> PROMPT:
Skip every picture and transcribe the remaining material exactly.

> RECORDS FOR THE EXERCISE:
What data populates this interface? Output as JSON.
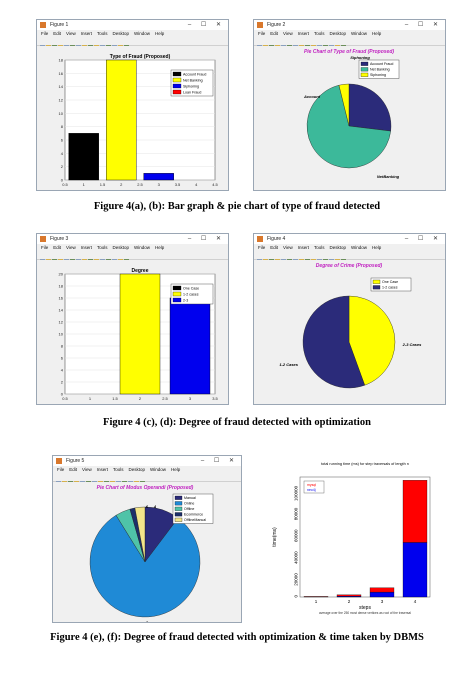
{
  "menu": [
    "File",
    "Edit",
    "View",
    "Insert",
    "Tools",
    "Desktop",
    "Window",
    "Help"
  ],
  "window_controls": "– ☐ ✕",
  "colors": {
    "black": "#000000",
    "yellow": "#ffff00",
    "blue": "#0000ee",
    "red": "#ff0000",
    "navy": "#2b2b7a",
    "teal": "#3cb99a",
    "titleMagenta": "#c020c0"
  },
  "fig1": {
    "title": "Figure 1",
    "plot_title": "Type of Fraud (Proposed)",
    "legend": [
      "Account Fraud",
      "Net Banking",
      "Siphoning",
      "Loan Fraud"
    ],
    "yticks": [
      "0",
      "2",
      "4",
      "6",
      "8",
      "10",
      "12",
      "14",
      "16",
      "18"
    ],
    "xticks": [
      "0.5",
      "1",
      "1.5",
      "2",
      "2.5",
      "3",
      "3.5",
      "4",
      "4.5"
    ]
  },
  "fig2": {
    "title": "Figure 2",
    "plot_title": "Pie Chart of Type of Fraud (Proposed)",
    "legend": [
      "Account Fraud",
      "Net Banking",
      "Siphoning"
    ],
    "labels": {
      "account": "Account",
      "siphoning": "Siphoning",
      "netbanking": "NetBanking"
    }
  },
  "fig3": {
    "title": "Figure 3",
    "plot_title": "Degree",
    "legend": [
      "One Case",
      "1-2 cases",
      "2-3"
    ],
    "yticks": [
      "0",
      "2",
      "4",
      "6",
      "8",
      "10",
      "12",
      "14",
      "16",
      "18",
      "20"
    ],
    "xticks": [
      "0.5",
      "1",
      "1.5",
      "2",
      "2.5",
      "3",
      "3.5"
    ]
  },
  "fig4": {
    "title": "Figure 4",
    "plot_title": "Degree of Crime (Proposed)",
    "legend": [
      "One Case",
      "1-2 cases"
    ],
    "labels": {
      "a": "2-3 Cases",
      "b": "1-2 Cases"
    }
  },
  "fig5": {
    "title": "Figure 5",
    "plot_title": "Pie Chart of Modus Operandi (Proposed)",
    "legend": [
      "Manual",
      "Online",
      "Offline",
      "Ecommerce",
      "OfflineManual"
    ],
    "labels": {
      "top1": "6",
      "top2": "4",
      "bottom": "2"
    }
  },
  "fig6": {
    "title": "total running time (ms) for step traversals of length n",
    "ylabel": "time(ms)",
    "xlabel": "steps",
    "subtitle": "average over the 250 most dense vertices as root of the traversal",
    "legend": [
      "mysql",
      "neo4j"
    ],
    "yticks": [
      "0",
      "20000",
      "40000",
      "60000",
      "80000",
      "100000"
    ],
    "xticks": [
      "1",
      "2",
      "3",
      "4"
    ]
  },
  "captions": {
    "a": "Figure 4(a), (b): Bar graph & pie chart of type of fraud detected",
    "b": "Figure 4 (c), (d): Degree of fraud detected with optimization",
    "c": "Figure 4 (e), (f): Degree of fraud detected with optimization  & time taken by DBMS"
  },
  "chart_data": [
    {
      "type": "bar",
      "title": "Type of Fraud (Proposed)",
      "categories": [
        "1",
        "2",
        "3",
        "4"
      ],
      "series": [
        {
          "name": "Account Fraud",
          "values": [
            7,
            0,
            0,
            0
          ]
        },
        {
          "name": "Net Banking",
          "values": [
            0,
            18,
            0,
            0
          ]
        },
        {
          "name": "Siphoning",
          "values": [
            0,
            0,
            1,
            0
          ]
        },
        {
          "name": "Loan Fraud",
          "values": [
            0,
            0,
            0,
            0
          ]
        }
      ],
      "xlim": [
        0.5,
        4.5
      ],
      "ylim": [
        0,
        18
      ]
    },
    {
      "type": "pie",
      "title": "Pie Chart of Type of Fraud (Proposed)",
      "labels": [
        "Account",
        "NetBanking",
        "Siphoning"
      ],
      "values": [
        7,
        18,
        1
      ]
    },
    {
      "type": "bar",
      "title": "Degree",
      "categories": [
        "1",
        "2",
        "3"
      ],
      "series": [
        {
          "name": "One Case",
          "values": [
            0,
            0,
            0
          ]
        },
        {
          "name": "1-2 cases",
          "values": [
            0,
            20,
            0
          ]
        },
        {
          "name": "2-3",
          "values": [
            0,
            0,
            16
          ]
        }
      ],
      "xlim": [
        0.5,
        3.5
      ],
      "ylim": [
        0,
        20
      ]
    },
    {
      "type": "pie",
      "title": "Degree of Crime (Proposed)",
      "labels": [
        "1-2 Cases",
        "2-3 Cases"
      ],
      "values": [
        20,
        16
      ]
    },
    {
      "type": "pie",
      "title": "Pie Chart of Modus Operandi (Proposed)",
      "labels": [
        "Manual",
        "Online",
        "Offline",
        "Ecommerce",
        "OfflineManual"
      ],
      "values": [
        7,
        55,
        3,
        1,
        2
      ]
    },
    {
      "type": "bar",
      "title": "total running time (ms) for step traversals of length n",
      "categories": [
        "1",
        "2",
        "3",
        "4"
      ],
      "series": [
        {
          "name": "mysql",
          "values": [
            300,
            1200,
            4000,
            57000
          ]
        },
        {
          "name": "neo4j",
          "values": [
            200,
            800,
            4500,
            50000
          ]
        }
      ],
      "ylim": [
        0,
        110000
      ],
      "stacked": true
    }
  ]
}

> CORRECT RESPONSE:
What data populates this interface? Output as JSON.
{
  "menu": [
    "File",
    "Edit",
    "View",
    "Insert",
    "Tools",
    "Desktop",
    "Window",
    "Help"
  ],
  "window_controls": "– ☐ ✕",
  "colors": {
    "black": "#000000",
    "yellow": "#ffff00",
    "blue": "#0000ee",
    "red": "#ff0000",
    "navy": "#2b2b7a",
    "teal": "#3cb99a",
    "titleMagenta": "#c020c0"
  },
  "fig1": {
    "title": "Figure 1",
    "plot_title": "Type of Fraud (Proposed)",
    "legend": [
      "Account Fraud",
      "Net Banking",
      "Siphoning",
      "Loan Fraud"
    ],
    "yticks": [
      "0",
      "2",
      "4",
      "6",
      "8",
      "10",
      "12",
      "14",
      "16",
      "18"
    ],
    "xticks": [
      "0.5",
      "1",
      "1.5",
      "2",
      "2.5",
      "3",
      "3.5",
      "4",
      "4.5"
    ]
  },
  "fig2": {
    "title": "Figure 2",
    "plot_title": "Pie Chart of Type of Fraud (Proposed)",
    "legend": [
      "Account Fraud",
      "Net Banking",
      "Siphoning"
    ],
    "labels": {
      "account": "Account",
      "siphoning": "Siphoning",
      "netbanking": "NetBanking"
    }
  },
  "fig3": {
    "title": "Figure 3",
    "plot_title": "Degree",
    "legend": [
      "One Case",
      "1-2 cases",
      "2-3"
    ],
    "yticks": [
      "0",
      "2",
      "4",
      "6",
      "8",
      "10",
      "12",
      "14",
      "16",
      "18",
      "20"
    ],
    "xticks": [
      "0.5",
      "1",
      "1.5",
      "2",
      "2.5",
      "3",
      "3.5"
    ]
  },
  "fig4": {
    "title": "Figure 4",
    "plot_title": "Degree of Crime (Proposed)",
    "legend": [
      "One Case",
      "1-2 cases"
    ],
    "labels": {
      "a": "2-3 Cases",
      "b": "1-2 Cases"
    }
  },
  "fig5": {
    "title": "Figure 5",
    "plot_title": "Pie Chart of Modus Operandi (Proposed)",
    "legend": [
      "Manual",
      "Online",
      "Offline",
      "Ecommerce",
      "OfflineManual"
    ],
    "labels": {
      "top1": "6",
      "top2": "4",
      "bottom": "2"
    }
  },
  "fig6": {
    "title": "total running time (ms) for step traversals of length n",
    "ylabel": "time(ms)",
    "xlabel": "steps",
    "subtitle": "average over the 250 most dense vertices as root of the traversal",
    "legend": [
      "mysql",
      "neo4j"
    ],
    "yticks": [
      "0",
      "20000",
      "40000",
      "60000",
      "80000",
      "100000"
    ],
    "xticks": [
      "1",
      "2",
      "3",
      "4"
    ]
  },
  "captions": {
    "a": "Figure 4(a), (b): Bar graph & pie chart of type of fraud detected",
    "b": "Figure 4 (c), (d): Degree of fraud detected with optimization",
    "c": "Figure 4 (e), (f): Degree of fraud detected with optimization  & time taken by DBMS"
  },
  "chart_data": [
    {
      "type": "bar",
      "title": "Type of Fraud (Proposed)",
      "categories": [
        "1",
        "2",
        "3",
        "4"
      ],
      "series": [
        {
          "name": "Account Fraud",
          "values": [
            7,
            0,
            0,
            0
          ]
        },
        {
          "name": "Net Banking",
          "values": [
            0,
            18,
            0,
            0
          ]
        },
        {
          "name": "Siphoning",
          "values": [
            0,
            0,
            1,
            0
          ]
        },
        {
          "name": "Loan Fraud",
          "values": [
            0,
            0,
            0,
            0
          ]
        }
      ],
      "xlim": [
        0.5,
        4.5
      ],
      "ylim": [
        0,
        18
      ]
    },
    {
      "type": "pie",
      "title": "Pie Chart of Type of Fraud (Proposed)",
      "labels": [
        "Account",
        "NetBanking",
        "Siphoning"
      ],
      "values": [
        7,
        18,
        1
      ]
    },
    {
      "type": "bar",
      "title": "Degree",
      "categories": [
        "1",
        "2",
        "3"
      ],
      "series": [
        {
          "name": "One Case",
          "values": [
            0,
            0,
            0
          ]
        },
        {
          "name": "1-2 cases",
          "values": [
            0,
            20,
            0
          ]
        },
        {
          "name": "2-3",
          "values": [
            0,
            0,
            16
          ]
        }
      ],
      "xlim": [
        0.5,
        3.5
      ],
      "ylim": [
        0,
        20
      ]
    },
    {
      "type": "pie",
      "title": "Degree of Crime (Proposed)",
      "labels": [
        "1-2 Cases",
        "2-3 Cases"
      ],
      "values": [
        20,
        16
      ]
    },
    {
      "type": "pie",
      "title": "Pie Chart of Modus Operandi (Proposed)",
      "labels": [
        "Manual",
        "Online",
        "Offline",
        "Ecommerce",
        "OfflineManual"
      ],
      "values": [
        7,
        55,
        3,
        1,
        2
      ]
    },
    {
      "type": "bar",
      "title": "total running time (ms) for step traversals of length n",
      "categories": [
        "1",
        "2",
        "3",
        "4"
      ],
      "series": [
        {
          "name": "mysql",
          "values": [
            300,
            1200,
            4000,
            57000
          ]
        },
        {
          "name": "neo4j",
          "values": [
            200,
            800,
            4500,
            50000
          ]
        }
      ],
      "ylim": [
        0,
        110000
      ],
      "stacked": true
    }
  ]
}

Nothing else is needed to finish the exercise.